## begin

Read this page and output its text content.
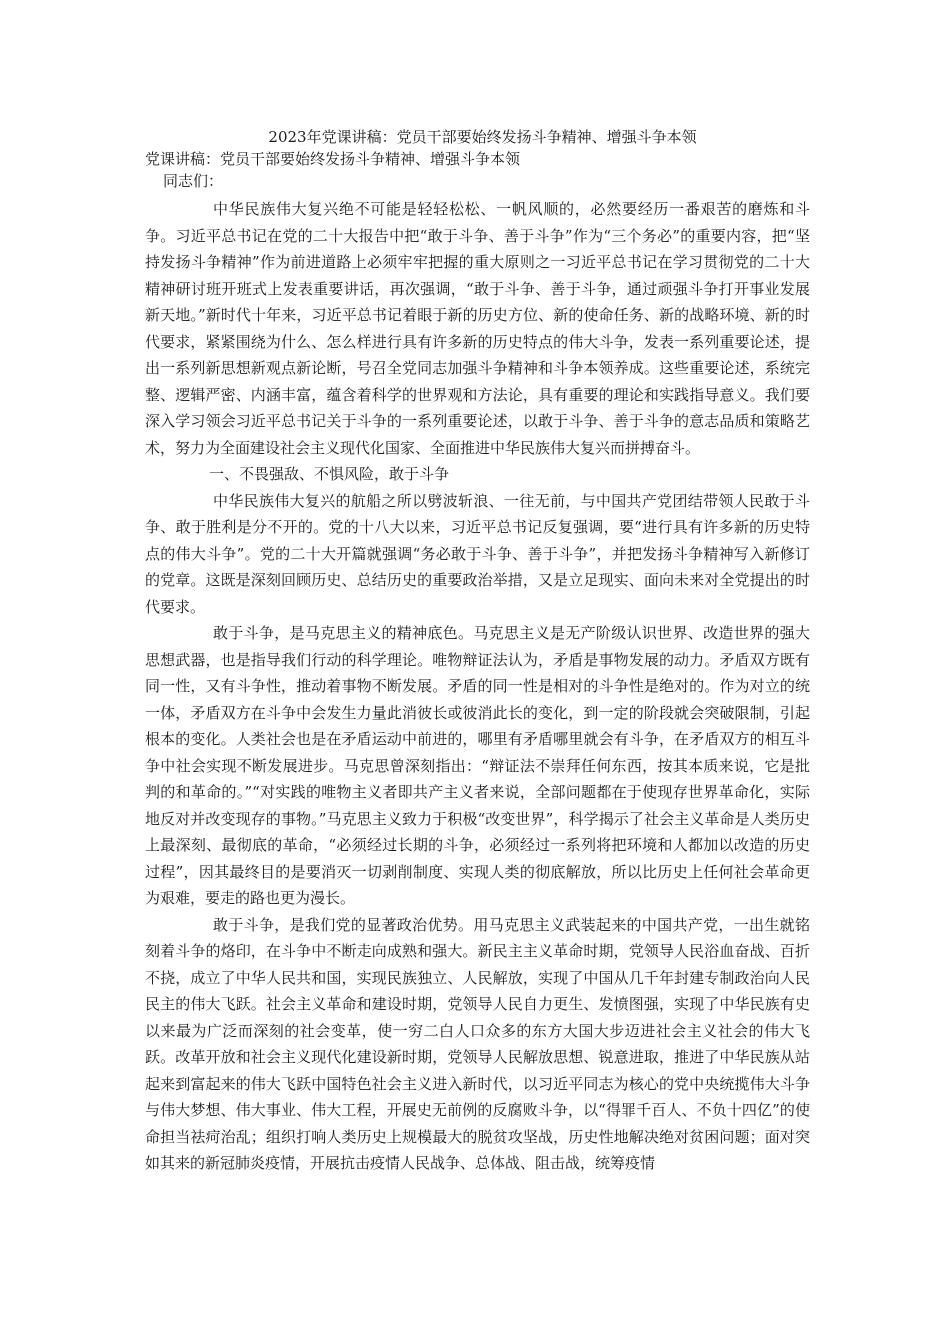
2023年党课讲稿：党员干部要始终发扬斗争精神、增强斗争本领

党课讲稿：党员干部要始终发扬斗争精神、增强斗争本领

同志们：

中华民族伟大复兴绝不可能是轻轻松松、一帆风顺的，必然要经历一番艰苦的磨炼和斗争。习近平总书记在党的二十大报告中把“敢于斗争、善于斗争”作为“三个务必”的重要内容，把“坚持发扬斗争精神”作为前进道路上必须牢牢把握的重大原则之一习近平总书记在学习贯彻党的二十大精神研讨班开班式上发表重要讲话，再次强调，“敢于斗争、善于斗争，通过顽强斗争打开事业发展新天地。”新时代十年来，习近平总书记着眼于新的历史方位、新的使命任务、新的战略环境、新的时代要求，紧紧围绕为什么、怎么样进行具有许多新的历史特点的伟大斗争，发表一系列重要论述，提出一系列新思想新观点新论断，号召全党同志加强斗争精神和斗争本领养成。这些重要论述，系统完整、逻辑严密、内涵丰富，蕴含着科学的世界观和方法论，具有重要的理论和实践指导意义。我们要深入学习领会习近平总书记关于斗争的一系列重要论述，以敢于斗争、善于斗争的意志品质和策略艺术，努力为全面建设社会主义现代化国家、全面推进中华民族伟大复兴而拼搏奋斗。

一、不畏强敌、不惧风险，敢于斗争

中华民族伟大复兴的航船之所以劈波斩浪、一往无前，与中国共产党团结带领人民敢于斗争、敢于胜利是分不开的。党的十八大以来，习近平总书记反复强调，要“进行具有许多新的历史特点的伟大斗争”。党的二十大开篇就强调“务必敢于斗争、善于斗争”，并把发扬斗争精神写入新修订的党章。这既是深刻回顾历史、总结历史的重要政治举措，又是立足现实、面向未来对全党提出的时代要求。

敢于斗争，是马克思主义的精神底色。马克思主义是无产阶级认识世界、改造世界的强大思想武器，也是指导我们行动的科学理论。唯物辩证法认为，矛盾是事物发展的动力。矛盾双方既有同一性，又有斗争性，推动着事物不断发展。矛盾的同一性是相对的斗争性是绝对的。作为对立的统一体，矛盾双方在斗争中会发生力量此消彼长或彼消此长的变化，到一定的阶段就会突破限制，引起根本的变化。人类社会也是在矛盾运动中前进的，哪里有矛盾哪里就会有斗争，在矛盾双方的相互斗争中社会实现不断发展进步。马克思曾深刻指出：“辩证法不崇拜任何东西，按其本质来说，它是批判的和革命的。”“对实践的唯物主义者即共产主义者来说，全部问题都在于使现存世界革命化，实际地反对并改变现存的事物。”马克思主义致力于积极“改变世界”，科学揭示了社会主义革命是人类历史上最深刻、最彻底的革命，“必须经过长期的斗争，必须经过一系列将把环境和人都加以改造的历史过程”，因其最终目的是要消灭一切剥削制度、实现人类的彻底解放，所以比历史上任何社会革命更为艰难，要走的路也更为漫长。

敢于斗争，是我们党的显著政治优势。用马克思主义武装起来的中国共产党，一出生就铭刻着斗争的烙印，在斗争中不断走向成熟和强大。新民主主义革命时期，党领导人民浴血奋战、百折不挠，成立了中华人民共和国，实现民族独立、人民解放，实现了中国从几千年封建专制政治向人民民主的伟大飞跃。社会主义革命和建设时期，党领导人民自力更生、发愤图强，实现了中华民族有史以来最为广泛而深刻的社会变革，使一穷二白人口众多的东方大国大步迈进社会主义社会的伟大飞跃。改革开放和社会主义现代化建设新时期，党领导人民解放思想、锐意进取，推进了中华民族从站起来到富起来的伟大飞跃中国特色社会主义进入新时代，以习近平同志为核心的党中央统揽伟大斗争与伟大梦想、伟大事业、伟大工程，开展史无前例的反腐败斗争，以“得罪千百人、不负十四亿”的使命担当祛疴治乱；组织打响人类历史上规模最大的脱贫攻坚战，历史性地解决绝对贫困问题；面对突如其来的新冠肺炎疫情，开展抗击疫情人民战争、总体战、阻击战，统筹疫情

## end

Problem:
Each entry gets copied exactly; the pictures stay out.

Completed exercise:
Read this page and output its text content.
2023年党课讲稿：党员干部要始终发扬斗争精神、增强斗争本领

党课讲稿：党员干部要始终发扬斗争精神、增强斗争本领

同志们：

中华民族伟大复兴绝不可能是轻轻松松、一帆风顺的，必然要经历一番艰苦的磨炼和斗争。习近平总书记在党的二十大报告中把“敢于斗争、善于斗争”作为“三个务必”的重要内容，把“坚持发扬斗争精神”作为前进道路上必须牢牢把握的重大原则之一习近平总书记在学习贯彻党的二十大精神研讨班开班式上发表重要讲话，再次强调，“敢于斗争、善于斗争，通过顽强斗争打开事业发展新天地。”新时代十年来，习近平总书记着眼于新的历史方位、新的使命任务、新的战略环境、新的时代要求，紧紧围绕为什么、怎么样进行具有许多新的历史特点的伟大斗争，发表一系列重要论述，提出一系列新思想新观点新论断，号召全党同志加强斗争精神和斗争本领养成。这些重要论述，系统完整、逻辑严密、内涵丰富，蕴含着科学的世界观和方法论，具有重要的理论和实践指导意义。我们要深入学习领会习近平总书记关于斗争的一系列重要论述，以敢于斗争、善于斗争的意志品质和策略艺术，努力为全面建设社会主义现代化国家、全面推进中华民族伟大复兴而拼搏奋斗。

一、不畏强敌、不惧风险，敢于斗争

中华民族伟大复兴的航船之所以劈波斩浪、一往无前，与中国共产党团结带领人民敢于斗争、敢于胜利是分不开的。党的十八大以来，习近平总书记反复强调，要“进行具有许多新的历史特点的伟大斗争”。党的二十大开篇就强调“务必敢于斗争、善于斗争”，并把发扬斗争精神写入新修订的党章。这既是深刻回顾历史、总结历史的重要政治举措，又是立足现实、面向未来对全党提出的时代要求。

敢于斗争，是马克思主义的精神底色。马克思主义是无产阶级认识世界、改造世界的强大思想武器，也是指导我们行动的科学理论。唯物辩证法认为，矛盾是事物发展的动力。矛盾双方既有同一性，又有斗争性，推动着事物不断发展。矛盾的同一性是相对的斗争性是绝对的。作为对立的统一体，矛盾双方在斗争中会发生力量此消彼长或彼消此长的变化，到一定的阶段就会突破限制，引起根本的变化。人类社会也是在矛盾运动中前进的，哪里有矛盾哪里就会有斗争，在矛盾双方的相互斗争中社会实现不断发展进步。马克思曾深刻指出：“辩证法不崇拜任何东西，按其本质来说，它是批判的和革命的。”“对实践的唯物主义者即共产主义者来说，全部问题都在于使现存世界革命化，实际地反对并改变现存的事物。”马克思主义致力于积极“改变世界”，科学揭示了社会主义革命是人类历史上最深刻、最彻底的革命，“必须经过长期的斗争，必须经过一系列将把环境和人都加以改造的历史过程”，因其最终目的是要消灭一切剥削制度、实现人类的彻底解放，所以比历史上任何社会革命更为艰难，要走的路也更为漫长。

敢于斗争，是我们党的显著政治优势。用马克思主义武装起来的中国共产党，一出生就铭刻着斗争的烙印，在斗争中不断走向成熟和强大。新民主主义革命时期，党领导人民浴血奋战、百折不挠，成立了中华人民共和国，实现民族独立、人民解放，实现了中国从几千年封建专制政治向人民民主的伟大飞跃。社会主义革命和建设时期，党领导人民自力更生、发愤图强，实现了中华民族有史以来最为广泛而深刻的社会变革，使一穷二白人口众多的东方大国大步迈进社会主义社会的伟大飞跃。改革开放和社会主义现代化建设新时期，党领导人民解放思想、锐意进取，推进了中华民族从站起来到富起来的伟大飞跃中国特色社会主义进入新时代，以习近平同志为核心的党中央统揽伟大斗争与伟大梦想、伟大事业、伟大工程，开展史无前例的反腐败斗争，以“得罪千百人、不负十四亿”的使命担当祛疴治乱；组织打响人类历史上规模最大的脱贫攻坚战，历史性地解决绝对贫困问题；面对突如其来的新冠肺炎疫情，开展抗击疫情人民战争、总体战、阻击战，统筹疫情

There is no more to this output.